═════ Record excerpts

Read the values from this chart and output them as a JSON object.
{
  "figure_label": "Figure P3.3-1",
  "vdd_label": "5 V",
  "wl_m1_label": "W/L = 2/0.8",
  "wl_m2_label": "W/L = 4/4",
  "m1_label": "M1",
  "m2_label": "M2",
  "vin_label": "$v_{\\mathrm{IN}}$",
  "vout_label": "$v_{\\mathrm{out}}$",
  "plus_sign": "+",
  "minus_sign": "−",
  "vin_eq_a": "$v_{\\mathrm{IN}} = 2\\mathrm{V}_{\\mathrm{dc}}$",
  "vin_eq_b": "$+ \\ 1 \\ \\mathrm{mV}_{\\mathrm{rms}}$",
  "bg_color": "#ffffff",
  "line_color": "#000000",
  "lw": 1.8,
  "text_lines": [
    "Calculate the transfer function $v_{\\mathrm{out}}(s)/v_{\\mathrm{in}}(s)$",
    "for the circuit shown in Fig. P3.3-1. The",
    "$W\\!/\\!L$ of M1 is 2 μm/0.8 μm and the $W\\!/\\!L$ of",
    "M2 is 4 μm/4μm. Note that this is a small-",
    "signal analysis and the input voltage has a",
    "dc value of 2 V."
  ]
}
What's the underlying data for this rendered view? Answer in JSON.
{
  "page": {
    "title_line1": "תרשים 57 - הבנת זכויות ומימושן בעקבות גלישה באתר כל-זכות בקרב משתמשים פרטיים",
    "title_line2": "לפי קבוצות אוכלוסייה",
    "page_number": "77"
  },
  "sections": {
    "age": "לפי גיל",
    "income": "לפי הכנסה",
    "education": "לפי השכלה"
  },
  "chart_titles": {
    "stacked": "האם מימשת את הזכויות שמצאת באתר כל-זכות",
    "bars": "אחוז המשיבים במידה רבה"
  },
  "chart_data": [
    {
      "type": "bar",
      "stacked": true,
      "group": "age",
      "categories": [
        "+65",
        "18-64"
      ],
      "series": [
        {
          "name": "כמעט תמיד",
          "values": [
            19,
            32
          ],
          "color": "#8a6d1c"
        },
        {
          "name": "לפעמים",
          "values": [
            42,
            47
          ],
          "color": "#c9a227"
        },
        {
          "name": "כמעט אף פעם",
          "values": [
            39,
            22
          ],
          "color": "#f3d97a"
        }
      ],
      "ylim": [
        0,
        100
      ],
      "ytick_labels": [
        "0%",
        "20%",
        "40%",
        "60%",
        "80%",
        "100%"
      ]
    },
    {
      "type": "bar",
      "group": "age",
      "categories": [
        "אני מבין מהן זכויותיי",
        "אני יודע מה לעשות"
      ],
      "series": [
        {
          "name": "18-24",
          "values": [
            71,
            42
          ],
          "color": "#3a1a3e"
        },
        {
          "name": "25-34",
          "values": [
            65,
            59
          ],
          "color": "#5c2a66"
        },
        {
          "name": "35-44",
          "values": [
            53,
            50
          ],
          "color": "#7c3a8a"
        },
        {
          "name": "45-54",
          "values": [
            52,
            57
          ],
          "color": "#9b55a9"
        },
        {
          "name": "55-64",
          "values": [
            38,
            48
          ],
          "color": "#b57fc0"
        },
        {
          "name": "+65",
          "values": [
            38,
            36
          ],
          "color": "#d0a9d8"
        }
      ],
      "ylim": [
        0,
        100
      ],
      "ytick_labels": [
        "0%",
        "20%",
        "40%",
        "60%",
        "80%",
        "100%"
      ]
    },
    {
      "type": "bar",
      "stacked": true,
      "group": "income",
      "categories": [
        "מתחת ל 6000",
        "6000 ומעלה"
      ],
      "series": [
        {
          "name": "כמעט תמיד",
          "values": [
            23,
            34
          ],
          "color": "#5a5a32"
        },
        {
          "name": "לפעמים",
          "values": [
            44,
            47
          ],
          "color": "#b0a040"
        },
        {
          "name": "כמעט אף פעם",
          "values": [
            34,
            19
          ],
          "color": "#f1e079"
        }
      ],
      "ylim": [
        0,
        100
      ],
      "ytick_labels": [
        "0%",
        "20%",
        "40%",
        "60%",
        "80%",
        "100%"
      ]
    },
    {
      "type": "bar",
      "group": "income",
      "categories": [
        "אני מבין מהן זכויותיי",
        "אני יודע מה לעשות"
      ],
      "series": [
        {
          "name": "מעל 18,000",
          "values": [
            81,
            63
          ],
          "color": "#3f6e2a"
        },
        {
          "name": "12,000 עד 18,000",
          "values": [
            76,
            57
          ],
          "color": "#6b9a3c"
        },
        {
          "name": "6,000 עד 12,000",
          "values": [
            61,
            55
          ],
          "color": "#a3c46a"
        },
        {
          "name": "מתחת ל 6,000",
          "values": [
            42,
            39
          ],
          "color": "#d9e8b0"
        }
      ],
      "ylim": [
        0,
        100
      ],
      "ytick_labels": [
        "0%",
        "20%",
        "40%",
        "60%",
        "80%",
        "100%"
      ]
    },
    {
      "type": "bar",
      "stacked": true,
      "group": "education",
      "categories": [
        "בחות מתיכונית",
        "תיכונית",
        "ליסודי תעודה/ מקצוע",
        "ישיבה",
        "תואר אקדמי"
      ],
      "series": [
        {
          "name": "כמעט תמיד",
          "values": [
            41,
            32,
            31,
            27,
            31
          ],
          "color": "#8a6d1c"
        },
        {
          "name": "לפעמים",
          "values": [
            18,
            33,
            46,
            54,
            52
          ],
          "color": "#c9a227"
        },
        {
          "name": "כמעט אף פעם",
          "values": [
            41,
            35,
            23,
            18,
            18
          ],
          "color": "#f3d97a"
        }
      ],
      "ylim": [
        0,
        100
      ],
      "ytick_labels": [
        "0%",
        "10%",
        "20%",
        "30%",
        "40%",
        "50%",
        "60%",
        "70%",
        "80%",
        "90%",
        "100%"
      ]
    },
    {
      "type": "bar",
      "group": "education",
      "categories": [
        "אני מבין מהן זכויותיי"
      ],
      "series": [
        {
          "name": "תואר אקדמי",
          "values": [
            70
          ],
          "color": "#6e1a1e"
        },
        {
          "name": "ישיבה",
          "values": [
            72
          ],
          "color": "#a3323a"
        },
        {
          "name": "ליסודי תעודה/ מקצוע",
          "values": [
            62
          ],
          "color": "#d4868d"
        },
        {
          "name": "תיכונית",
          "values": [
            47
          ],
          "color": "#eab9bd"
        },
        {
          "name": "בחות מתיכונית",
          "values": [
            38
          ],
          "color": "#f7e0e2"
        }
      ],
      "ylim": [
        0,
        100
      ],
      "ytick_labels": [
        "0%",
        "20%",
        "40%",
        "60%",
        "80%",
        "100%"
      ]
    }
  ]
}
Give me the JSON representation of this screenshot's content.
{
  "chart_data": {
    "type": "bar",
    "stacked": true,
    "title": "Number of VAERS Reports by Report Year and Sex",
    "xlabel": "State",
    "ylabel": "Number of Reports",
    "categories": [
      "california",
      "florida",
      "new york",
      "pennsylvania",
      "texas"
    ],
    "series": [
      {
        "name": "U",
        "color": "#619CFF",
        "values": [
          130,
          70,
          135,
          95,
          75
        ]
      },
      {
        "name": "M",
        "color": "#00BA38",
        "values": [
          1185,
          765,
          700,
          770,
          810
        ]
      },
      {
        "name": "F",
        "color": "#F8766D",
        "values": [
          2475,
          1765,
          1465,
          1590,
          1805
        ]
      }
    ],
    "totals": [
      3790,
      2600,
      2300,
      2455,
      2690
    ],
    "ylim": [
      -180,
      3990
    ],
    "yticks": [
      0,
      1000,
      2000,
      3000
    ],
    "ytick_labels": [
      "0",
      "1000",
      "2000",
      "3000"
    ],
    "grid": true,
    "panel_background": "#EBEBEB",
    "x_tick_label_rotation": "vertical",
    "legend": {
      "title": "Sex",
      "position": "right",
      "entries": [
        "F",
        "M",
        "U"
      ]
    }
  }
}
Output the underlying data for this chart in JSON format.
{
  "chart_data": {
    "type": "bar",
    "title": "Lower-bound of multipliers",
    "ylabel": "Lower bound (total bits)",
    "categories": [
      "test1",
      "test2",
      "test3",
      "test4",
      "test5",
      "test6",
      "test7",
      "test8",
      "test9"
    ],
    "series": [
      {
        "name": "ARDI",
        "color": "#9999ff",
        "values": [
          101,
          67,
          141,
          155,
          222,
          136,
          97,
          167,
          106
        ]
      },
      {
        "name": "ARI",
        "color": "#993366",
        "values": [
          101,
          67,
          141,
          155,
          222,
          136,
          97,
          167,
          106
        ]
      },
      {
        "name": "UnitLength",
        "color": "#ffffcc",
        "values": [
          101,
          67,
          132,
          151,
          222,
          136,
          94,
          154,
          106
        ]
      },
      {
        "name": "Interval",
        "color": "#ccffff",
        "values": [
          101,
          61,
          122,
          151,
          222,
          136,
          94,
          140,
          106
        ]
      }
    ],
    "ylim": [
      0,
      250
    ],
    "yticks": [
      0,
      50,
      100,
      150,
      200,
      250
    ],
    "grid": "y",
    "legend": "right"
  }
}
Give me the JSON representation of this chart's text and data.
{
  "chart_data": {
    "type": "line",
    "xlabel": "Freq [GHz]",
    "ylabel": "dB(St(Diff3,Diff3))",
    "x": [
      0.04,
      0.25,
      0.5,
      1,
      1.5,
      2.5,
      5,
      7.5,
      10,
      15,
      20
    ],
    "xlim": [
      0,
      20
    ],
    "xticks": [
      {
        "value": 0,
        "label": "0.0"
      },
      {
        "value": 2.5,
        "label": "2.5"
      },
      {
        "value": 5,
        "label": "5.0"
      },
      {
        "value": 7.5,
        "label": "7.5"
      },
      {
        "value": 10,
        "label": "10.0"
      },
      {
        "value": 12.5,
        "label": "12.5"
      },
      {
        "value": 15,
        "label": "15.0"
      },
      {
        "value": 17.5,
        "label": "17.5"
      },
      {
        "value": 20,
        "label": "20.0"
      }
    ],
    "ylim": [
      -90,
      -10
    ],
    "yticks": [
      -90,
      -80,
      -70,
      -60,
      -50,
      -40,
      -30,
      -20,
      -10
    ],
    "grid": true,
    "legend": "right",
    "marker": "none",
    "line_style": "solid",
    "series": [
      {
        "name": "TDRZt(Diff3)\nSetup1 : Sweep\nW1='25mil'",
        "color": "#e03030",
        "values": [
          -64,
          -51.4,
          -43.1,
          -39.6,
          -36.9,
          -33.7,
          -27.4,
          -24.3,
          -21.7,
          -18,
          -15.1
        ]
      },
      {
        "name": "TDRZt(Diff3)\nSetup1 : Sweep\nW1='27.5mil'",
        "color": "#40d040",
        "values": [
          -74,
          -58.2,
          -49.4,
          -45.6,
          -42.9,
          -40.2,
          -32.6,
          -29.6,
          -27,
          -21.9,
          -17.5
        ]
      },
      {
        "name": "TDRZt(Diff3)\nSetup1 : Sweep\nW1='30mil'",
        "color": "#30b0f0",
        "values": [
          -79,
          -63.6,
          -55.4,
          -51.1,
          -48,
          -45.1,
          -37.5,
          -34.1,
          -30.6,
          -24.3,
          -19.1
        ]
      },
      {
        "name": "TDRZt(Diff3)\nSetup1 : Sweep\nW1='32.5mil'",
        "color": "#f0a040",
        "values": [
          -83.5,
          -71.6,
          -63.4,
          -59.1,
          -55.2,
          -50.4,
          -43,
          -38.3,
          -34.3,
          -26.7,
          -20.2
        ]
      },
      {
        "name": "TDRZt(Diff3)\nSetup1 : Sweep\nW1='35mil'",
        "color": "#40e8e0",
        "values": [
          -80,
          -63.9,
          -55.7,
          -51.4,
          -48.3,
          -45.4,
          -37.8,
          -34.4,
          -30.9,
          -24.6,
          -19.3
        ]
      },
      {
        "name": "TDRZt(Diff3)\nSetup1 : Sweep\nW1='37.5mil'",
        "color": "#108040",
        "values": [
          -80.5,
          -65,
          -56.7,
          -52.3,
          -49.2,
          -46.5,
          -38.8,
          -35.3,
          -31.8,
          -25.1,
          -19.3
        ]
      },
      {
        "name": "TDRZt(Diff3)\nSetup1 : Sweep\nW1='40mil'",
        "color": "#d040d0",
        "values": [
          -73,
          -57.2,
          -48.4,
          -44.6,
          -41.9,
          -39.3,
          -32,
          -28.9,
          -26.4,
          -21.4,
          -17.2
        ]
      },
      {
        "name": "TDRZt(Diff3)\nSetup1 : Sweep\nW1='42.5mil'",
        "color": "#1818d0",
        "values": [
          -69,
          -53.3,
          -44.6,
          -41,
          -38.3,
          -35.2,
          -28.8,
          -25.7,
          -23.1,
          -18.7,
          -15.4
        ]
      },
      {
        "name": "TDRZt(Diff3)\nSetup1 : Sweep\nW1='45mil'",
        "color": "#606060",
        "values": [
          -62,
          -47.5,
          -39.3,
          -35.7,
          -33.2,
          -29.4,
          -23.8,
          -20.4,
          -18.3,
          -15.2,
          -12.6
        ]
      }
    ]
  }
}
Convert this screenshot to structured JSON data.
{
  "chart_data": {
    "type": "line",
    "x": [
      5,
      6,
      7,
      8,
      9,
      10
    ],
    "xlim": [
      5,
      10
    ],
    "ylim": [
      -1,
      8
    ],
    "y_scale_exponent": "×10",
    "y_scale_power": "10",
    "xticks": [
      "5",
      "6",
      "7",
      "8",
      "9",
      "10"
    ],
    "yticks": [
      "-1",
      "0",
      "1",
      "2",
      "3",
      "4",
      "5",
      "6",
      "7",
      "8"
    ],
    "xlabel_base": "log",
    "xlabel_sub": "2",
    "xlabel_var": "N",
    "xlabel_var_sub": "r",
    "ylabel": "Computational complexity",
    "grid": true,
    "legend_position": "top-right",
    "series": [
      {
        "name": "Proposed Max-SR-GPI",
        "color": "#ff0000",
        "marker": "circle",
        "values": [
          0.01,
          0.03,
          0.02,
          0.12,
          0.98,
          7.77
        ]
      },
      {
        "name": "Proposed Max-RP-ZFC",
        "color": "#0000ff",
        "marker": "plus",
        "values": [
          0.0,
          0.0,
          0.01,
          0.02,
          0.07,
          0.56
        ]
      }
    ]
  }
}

══════════

▸ **What is expected**:
In the entries above, locate every line with the word "Lower" and copy it.

▸ **Exercise output**:
    "title": "Lower-bound of multipliers",
    "ylabel": "Lower bound (total bits)",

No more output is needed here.